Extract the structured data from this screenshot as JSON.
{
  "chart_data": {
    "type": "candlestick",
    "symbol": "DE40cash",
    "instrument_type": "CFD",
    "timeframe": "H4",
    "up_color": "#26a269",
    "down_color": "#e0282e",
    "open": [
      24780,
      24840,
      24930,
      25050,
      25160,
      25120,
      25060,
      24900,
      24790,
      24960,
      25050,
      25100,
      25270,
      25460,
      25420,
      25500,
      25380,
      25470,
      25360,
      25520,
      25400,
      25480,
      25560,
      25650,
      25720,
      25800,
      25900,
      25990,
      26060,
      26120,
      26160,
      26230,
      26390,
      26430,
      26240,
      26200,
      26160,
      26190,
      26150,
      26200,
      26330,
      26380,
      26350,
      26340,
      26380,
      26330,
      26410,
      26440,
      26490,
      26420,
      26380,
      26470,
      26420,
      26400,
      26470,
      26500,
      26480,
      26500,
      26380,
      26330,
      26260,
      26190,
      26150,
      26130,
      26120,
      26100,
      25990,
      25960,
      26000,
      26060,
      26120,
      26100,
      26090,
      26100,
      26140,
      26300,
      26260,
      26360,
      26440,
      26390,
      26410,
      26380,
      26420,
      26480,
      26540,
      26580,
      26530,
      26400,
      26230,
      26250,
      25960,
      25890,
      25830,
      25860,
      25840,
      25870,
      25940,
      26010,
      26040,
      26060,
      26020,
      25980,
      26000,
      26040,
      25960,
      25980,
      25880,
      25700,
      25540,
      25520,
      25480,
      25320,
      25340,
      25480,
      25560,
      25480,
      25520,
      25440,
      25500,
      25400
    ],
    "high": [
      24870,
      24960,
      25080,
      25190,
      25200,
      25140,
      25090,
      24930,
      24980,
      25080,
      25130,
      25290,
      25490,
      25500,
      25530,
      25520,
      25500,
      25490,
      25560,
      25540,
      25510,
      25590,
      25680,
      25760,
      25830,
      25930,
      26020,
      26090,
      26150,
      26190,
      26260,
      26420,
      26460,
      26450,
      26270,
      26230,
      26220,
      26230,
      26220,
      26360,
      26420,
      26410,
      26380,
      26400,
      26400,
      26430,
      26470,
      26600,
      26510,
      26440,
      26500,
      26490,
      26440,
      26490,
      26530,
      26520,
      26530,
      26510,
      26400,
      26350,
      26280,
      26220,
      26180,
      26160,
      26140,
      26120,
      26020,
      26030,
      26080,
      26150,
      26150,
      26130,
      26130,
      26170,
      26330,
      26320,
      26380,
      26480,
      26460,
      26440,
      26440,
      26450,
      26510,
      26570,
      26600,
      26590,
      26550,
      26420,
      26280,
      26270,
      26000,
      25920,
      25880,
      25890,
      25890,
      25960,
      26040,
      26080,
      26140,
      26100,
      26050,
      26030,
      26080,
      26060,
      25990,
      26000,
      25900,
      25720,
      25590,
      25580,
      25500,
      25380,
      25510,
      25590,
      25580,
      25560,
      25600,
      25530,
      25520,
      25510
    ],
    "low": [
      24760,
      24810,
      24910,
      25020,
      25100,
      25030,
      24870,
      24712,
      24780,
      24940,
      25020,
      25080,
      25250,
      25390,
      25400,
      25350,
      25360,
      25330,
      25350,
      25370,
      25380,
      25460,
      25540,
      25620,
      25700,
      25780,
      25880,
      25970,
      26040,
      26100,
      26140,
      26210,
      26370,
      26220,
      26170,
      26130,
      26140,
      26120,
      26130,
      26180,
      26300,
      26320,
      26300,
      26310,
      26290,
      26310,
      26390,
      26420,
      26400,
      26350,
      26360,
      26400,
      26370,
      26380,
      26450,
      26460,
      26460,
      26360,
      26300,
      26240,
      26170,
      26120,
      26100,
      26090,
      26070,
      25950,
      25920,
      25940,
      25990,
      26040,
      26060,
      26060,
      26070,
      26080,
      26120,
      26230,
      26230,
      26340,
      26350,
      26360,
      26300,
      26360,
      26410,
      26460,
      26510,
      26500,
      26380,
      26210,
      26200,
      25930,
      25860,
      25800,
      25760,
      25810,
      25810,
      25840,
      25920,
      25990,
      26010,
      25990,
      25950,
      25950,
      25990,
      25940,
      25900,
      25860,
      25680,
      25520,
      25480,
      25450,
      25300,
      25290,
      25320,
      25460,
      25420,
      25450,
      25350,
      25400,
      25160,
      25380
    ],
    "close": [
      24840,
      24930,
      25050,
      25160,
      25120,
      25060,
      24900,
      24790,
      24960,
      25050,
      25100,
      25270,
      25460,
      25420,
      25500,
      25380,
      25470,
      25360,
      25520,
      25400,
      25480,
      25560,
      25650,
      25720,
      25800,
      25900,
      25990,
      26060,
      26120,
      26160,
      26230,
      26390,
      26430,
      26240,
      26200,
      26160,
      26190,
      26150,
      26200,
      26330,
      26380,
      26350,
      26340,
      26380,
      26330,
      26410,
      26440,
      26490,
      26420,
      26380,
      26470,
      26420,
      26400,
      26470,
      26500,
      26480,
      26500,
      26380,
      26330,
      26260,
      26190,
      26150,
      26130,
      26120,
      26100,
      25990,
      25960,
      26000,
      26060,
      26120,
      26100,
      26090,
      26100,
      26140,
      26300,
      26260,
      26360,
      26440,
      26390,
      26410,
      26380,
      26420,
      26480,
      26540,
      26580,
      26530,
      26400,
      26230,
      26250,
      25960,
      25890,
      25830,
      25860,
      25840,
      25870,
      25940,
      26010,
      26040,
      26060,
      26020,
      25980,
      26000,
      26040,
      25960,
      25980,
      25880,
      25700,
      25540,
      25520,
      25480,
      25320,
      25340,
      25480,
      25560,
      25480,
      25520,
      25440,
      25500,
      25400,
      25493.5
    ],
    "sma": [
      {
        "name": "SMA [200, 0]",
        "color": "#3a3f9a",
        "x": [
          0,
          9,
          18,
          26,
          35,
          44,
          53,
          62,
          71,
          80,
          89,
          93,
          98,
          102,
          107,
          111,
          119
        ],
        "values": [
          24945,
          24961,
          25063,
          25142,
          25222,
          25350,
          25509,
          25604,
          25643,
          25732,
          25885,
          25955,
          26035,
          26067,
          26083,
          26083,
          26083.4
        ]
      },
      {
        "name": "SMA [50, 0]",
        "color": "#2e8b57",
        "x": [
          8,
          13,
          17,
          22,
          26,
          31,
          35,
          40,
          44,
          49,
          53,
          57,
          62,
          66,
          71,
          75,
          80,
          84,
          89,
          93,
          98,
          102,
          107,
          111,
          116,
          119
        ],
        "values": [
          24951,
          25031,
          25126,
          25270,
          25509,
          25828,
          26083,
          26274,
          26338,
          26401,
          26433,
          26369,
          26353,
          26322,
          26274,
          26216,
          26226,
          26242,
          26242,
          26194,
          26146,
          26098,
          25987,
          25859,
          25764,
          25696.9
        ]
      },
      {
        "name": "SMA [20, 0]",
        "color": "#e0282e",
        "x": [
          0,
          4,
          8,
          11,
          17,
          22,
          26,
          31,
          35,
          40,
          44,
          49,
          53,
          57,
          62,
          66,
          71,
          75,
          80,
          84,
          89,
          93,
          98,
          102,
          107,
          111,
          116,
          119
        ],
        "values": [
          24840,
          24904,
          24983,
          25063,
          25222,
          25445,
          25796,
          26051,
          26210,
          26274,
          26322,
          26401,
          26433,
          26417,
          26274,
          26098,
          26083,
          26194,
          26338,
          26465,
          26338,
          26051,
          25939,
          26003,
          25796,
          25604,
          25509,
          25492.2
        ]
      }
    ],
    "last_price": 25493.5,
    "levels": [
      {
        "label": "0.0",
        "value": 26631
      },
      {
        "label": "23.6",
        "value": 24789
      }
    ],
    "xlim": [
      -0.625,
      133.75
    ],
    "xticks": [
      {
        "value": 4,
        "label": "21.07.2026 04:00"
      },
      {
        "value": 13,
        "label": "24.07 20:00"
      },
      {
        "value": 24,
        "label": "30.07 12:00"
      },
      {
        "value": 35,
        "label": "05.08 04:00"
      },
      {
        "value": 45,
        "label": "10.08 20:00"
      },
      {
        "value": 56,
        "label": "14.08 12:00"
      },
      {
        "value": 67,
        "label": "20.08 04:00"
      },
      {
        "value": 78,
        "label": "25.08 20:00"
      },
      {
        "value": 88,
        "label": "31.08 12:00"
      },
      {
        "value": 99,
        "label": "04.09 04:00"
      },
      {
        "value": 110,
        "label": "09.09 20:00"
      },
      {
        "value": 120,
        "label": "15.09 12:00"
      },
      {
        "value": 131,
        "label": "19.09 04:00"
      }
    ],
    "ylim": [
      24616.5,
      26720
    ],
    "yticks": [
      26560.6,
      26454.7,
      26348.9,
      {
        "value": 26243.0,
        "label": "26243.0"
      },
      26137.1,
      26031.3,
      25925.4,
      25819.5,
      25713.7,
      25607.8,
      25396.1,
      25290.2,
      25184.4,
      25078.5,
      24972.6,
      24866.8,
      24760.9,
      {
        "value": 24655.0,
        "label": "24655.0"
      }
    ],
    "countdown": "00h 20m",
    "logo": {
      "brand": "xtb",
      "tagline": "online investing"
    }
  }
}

------------------------------------------------------------------------

Task directions:
Go over the records above line by line and count those holding the word "name". Reply only with the number.

Answer to the task:
3